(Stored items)
+++

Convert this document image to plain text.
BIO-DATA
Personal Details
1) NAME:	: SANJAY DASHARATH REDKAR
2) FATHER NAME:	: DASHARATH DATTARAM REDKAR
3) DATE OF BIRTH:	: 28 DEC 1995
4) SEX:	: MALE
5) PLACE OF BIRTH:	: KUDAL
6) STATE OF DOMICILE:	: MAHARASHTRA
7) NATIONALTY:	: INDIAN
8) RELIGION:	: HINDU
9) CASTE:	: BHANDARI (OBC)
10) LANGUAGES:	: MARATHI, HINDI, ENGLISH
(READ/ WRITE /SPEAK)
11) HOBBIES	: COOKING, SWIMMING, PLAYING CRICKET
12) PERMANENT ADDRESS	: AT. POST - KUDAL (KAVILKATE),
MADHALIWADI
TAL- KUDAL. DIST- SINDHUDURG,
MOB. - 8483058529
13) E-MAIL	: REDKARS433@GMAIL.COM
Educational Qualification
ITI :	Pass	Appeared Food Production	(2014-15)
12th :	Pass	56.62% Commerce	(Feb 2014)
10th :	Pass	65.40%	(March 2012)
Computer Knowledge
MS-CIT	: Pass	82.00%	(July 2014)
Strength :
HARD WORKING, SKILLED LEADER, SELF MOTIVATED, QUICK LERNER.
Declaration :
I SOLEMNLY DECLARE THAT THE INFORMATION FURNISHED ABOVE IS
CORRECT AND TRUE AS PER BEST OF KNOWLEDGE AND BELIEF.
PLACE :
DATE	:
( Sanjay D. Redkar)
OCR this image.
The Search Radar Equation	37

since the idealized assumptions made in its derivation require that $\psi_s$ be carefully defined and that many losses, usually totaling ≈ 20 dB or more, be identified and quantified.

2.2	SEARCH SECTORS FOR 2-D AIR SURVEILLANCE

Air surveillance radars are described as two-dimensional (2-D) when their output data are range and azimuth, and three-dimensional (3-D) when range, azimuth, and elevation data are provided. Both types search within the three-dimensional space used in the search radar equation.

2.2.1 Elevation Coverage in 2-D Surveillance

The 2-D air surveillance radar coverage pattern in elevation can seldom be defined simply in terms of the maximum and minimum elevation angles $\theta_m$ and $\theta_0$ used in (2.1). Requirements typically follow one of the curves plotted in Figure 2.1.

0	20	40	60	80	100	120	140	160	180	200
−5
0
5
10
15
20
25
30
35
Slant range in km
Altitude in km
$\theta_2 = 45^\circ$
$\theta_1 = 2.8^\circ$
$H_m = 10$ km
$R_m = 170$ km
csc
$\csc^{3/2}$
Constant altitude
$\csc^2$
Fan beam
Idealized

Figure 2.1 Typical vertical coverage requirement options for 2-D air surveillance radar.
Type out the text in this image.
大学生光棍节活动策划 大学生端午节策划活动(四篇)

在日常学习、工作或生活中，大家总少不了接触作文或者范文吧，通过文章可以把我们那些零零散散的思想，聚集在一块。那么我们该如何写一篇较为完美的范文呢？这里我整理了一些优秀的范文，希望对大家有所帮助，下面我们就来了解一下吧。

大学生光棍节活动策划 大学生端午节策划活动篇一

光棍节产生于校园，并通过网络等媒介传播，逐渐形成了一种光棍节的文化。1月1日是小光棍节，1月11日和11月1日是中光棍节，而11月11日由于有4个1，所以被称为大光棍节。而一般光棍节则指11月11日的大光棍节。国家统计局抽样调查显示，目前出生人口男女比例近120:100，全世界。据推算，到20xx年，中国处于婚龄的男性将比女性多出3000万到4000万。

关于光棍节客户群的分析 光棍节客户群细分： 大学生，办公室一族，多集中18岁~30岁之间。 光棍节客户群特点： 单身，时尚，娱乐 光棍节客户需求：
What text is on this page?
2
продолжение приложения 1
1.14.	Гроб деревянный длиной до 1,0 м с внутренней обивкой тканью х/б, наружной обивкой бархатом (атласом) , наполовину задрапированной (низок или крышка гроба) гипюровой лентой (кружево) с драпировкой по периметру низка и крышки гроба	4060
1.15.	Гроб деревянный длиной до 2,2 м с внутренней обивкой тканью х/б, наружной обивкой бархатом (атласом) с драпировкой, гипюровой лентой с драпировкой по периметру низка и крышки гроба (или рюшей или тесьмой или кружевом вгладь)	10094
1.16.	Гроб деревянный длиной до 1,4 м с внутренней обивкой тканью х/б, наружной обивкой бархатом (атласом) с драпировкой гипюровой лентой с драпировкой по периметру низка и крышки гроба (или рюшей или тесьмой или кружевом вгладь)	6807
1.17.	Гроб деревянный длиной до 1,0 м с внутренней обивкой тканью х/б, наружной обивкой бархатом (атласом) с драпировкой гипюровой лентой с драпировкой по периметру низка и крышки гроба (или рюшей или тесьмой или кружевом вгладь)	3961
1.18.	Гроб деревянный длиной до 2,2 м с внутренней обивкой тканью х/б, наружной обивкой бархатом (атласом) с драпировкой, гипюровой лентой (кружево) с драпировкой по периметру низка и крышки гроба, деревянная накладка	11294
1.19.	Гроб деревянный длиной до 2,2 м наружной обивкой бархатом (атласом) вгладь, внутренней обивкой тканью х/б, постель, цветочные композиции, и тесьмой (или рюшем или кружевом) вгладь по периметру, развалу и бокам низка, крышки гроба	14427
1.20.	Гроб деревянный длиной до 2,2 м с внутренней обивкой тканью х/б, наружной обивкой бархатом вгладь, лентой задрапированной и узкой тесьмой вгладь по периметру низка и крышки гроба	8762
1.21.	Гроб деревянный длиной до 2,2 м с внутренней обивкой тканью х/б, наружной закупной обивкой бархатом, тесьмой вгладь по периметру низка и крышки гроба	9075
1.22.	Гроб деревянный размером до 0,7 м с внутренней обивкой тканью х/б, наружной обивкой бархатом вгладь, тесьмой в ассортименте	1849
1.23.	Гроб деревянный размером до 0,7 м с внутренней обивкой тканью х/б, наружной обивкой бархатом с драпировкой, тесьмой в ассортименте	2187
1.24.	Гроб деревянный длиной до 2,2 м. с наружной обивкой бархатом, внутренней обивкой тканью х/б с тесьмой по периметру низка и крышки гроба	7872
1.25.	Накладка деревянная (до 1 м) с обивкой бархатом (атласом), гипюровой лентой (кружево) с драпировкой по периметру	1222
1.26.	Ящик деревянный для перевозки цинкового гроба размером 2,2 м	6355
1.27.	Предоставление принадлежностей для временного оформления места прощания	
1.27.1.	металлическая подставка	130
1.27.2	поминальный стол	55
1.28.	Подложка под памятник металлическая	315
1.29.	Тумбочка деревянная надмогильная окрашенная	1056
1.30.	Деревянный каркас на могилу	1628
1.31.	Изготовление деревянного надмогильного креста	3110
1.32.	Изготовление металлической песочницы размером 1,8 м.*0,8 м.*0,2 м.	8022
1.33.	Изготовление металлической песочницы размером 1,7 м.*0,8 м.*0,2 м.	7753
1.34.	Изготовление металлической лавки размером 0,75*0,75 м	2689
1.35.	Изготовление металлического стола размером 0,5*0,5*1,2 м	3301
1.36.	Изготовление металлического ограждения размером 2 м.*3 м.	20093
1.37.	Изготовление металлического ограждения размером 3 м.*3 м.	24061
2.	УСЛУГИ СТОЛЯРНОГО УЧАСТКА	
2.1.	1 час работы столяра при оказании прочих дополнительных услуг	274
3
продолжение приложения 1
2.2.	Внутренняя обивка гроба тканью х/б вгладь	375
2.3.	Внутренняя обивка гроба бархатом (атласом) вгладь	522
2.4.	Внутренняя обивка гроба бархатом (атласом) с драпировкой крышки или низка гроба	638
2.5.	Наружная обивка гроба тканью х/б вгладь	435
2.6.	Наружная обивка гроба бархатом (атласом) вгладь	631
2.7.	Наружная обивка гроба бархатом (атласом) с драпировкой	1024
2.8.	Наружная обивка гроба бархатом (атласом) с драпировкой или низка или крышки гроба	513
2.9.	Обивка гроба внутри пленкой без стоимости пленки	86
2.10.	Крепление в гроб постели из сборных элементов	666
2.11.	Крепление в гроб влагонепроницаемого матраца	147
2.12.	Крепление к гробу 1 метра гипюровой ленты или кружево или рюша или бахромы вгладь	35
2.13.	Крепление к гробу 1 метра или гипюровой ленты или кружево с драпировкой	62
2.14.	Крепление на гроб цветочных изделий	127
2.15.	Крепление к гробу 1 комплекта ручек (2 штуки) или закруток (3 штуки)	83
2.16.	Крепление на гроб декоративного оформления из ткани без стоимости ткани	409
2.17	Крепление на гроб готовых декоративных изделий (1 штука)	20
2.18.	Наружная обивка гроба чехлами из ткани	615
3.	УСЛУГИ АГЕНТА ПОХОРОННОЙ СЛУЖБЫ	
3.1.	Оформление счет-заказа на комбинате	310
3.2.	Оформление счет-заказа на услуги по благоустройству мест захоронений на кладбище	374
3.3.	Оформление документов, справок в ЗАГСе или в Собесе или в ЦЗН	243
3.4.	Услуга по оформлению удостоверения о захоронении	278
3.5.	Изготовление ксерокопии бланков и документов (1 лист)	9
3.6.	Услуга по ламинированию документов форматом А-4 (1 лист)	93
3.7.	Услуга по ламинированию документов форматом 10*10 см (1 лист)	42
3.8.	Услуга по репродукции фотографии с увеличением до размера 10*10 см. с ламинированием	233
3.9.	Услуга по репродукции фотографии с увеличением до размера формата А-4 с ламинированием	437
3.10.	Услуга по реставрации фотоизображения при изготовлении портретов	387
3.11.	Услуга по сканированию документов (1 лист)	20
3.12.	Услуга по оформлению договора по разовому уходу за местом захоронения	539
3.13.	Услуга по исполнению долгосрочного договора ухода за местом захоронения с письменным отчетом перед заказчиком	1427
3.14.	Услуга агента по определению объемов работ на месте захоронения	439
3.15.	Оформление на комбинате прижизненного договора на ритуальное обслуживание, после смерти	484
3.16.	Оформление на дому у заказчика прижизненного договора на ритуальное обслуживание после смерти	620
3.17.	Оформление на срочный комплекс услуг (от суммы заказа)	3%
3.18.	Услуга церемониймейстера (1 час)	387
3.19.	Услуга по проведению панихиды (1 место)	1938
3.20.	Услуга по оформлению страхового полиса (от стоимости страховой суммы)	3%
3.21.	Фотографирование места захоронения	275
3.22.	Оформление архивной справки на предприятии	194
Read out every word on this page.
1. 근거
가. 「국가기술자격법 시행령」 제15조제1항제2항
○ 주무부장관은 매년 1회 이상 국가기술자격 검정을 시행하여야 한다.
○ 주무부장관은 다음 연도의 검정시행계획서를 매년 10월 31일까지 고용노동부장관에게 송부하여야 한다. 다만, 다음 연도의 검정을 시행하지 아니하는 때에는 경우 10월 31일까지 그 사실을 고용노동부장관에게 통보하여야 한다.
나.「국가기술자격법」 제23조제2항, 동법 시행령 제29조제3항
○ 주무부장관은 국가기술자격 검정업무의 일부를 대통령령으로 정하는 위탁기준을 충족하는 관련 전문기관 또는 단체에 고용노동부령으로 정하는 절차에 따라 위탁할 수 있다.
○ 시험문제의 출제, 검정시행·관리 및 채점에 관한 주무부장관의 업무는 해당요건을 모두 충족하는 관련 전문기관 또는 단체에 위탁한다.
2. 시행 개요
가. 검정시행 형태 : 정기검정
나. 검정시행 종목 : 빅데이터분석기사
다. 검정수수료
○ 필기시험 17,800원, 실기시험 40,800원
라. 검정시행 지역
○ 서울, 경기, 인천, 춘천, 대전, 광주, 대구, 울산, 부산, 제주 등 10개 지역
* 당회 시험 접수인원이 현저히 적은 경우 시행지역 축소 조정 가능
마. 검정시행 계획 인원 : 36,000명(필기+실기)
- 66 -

+++

AIM OF THE TASK.
Scan the material above for the string "фотографии" and report each line where you find it.

TASK ANSWER.
3.8.	Услуга по репродукции фотографии с увеличением до размера 10*10 см. с ламинированием	233
3.9.	Услуга по репродукции фотографии с увеличением до размера формата А-4 с ламинированием	437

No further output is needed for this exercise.